• _EXERCISE DIRECTIONS_:
Write out the whole listing, matching it exactly.

[Saved entries]

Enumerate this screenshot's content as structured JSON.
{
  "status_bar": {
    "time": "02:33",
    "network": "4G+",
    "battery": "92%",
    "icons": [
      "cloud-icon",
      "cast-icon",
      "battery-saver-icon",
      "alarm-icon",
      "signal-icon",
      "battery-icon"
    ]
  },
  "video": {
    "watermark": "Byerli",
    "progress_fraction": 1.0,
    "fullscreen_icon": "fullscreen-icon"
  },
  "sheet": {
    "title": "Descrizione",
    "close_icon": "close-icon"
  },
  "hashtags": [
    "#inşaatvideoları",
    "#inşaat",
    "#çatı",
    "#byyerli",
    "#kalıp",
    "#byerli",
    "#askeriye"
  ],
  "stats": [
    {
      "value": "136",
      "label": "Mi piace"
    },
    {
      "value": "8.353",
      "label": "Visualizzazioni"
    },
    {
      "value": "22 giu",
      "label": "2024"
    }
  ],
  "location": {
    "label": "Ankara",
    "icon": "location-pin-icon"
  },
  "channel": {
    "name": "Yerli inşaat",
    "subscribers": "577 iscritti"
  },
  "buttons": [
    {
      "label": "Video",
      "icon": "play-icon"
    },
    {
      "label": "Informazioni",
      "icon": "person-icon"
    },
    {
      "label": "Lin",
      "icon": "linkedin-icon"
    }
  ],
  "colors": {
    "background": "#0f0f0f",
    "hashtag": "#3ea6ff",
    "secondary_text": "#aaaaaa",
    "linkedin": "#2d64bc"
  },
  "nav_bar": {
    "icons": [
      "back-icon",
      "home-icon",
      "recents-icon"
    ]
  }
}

• _RESPONSE BELOW_:
Enumerate this screenshot's content as structured JSON.
{
  "status_bar": {
    "time": "02:33",
    "network": "4G+",
    "battery": "92%",
    "icons": [
      "cloud-icon",
      "cast-icon",
      "battery-saver-icon",
      "alarm-icon",
      "signal-icon",
      "battery-icon"
    ]
  },
  "video": {
    "watermark": "Byerli",
    "progress_fraction": 1.0,
    "fullscreen_icon": "fullscreen-icon"
  },
  "sheet": {
    "title": "Descrizione",
    "close_icon": "close-icon"
  },
  "hashtags": [
    "#inşaatvideoları",
    "#inşaat",
    "#çatı",
    "#byyerli",
    "#kalıp",
    "#byerli",
    "#askeriye"
  ],
  "stats": [
    {
      "value": "136",
      "label": "Mi piace"
    },
    {
      "value": "8.353",
      "label": "Visualizzazioni"
    },
    {
      "value": "22 giu",
      "label": "2024"
    }
  ],
  "location": {
    "label": "Ankara",
    "icon": "location-pin-icon"
  },
  "channel": {
    "name": "Yerli inşaat",
    "subscribers": "577 iscritti"
  },
  "buttons": [
    {
      "label": "Video",
      "icon": "play-icon"
    },
    {
      "label": "Informazioni",
      "icon": "person-icon"
    },
    {
      "label": "Lin",
      "icon": "linkedin-icon"
    }
  ],
  "colors": {
    "background": "#0f0f0f",
    "hashtag": "#3ea6ff",
    "secondary_text": "#aaaaaa",
    "linkedin": "#2d64bc"
  },
  "nav_bar": {
    "icons": [
      "back-icon",
      "home-icon",
      "recents-icon"
    ]
  }
}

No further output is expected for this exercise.